• _Prompt_: Give the number of lines in the records below that include "ваться", and nothing more.

## Begin

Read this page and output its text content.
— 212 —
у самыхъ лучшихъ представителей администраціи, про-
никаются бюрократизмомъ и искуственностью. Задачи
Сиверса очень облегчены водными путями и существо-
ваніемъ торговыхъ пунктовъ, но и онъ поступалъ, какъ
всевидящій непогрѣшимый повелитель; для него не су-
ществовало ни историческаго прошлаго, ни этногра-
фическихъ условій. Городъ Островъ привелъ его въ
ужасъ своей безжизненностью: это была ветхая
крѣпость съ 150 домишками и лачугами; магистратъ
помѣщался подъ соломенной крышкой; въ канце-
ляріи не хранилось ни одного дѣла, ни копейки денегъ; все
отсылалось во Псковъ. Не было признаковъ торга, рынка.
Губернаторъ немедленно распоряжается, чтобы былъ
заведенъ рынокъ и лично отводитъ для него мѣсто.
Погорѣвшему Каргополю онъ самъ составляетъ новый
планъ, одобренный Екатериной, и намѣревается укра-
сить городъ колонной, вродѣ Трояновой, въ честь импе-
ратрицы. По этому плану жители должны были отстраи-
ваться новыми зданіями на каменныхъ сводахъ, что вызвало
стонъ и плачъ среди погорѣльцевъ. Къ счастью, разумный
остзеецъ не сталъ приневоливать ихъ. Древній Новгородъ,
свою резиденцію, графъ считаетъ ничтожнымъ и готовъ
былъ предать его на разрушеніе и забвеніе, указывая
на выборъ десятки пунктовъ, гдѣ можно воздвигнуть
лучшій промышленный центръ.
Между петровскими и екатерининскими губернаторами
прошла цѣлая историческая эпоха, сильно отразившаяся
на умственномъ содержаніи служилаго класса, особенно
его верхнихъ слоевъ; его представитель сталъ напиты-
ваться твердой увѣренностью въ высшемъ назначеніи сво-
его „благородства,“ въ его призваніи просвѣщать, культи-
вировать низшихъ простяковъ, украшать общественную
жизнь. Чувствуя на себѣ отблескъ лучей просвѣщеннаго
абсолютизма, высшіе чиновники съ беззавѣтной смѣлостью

## End

• _Task answer_: 2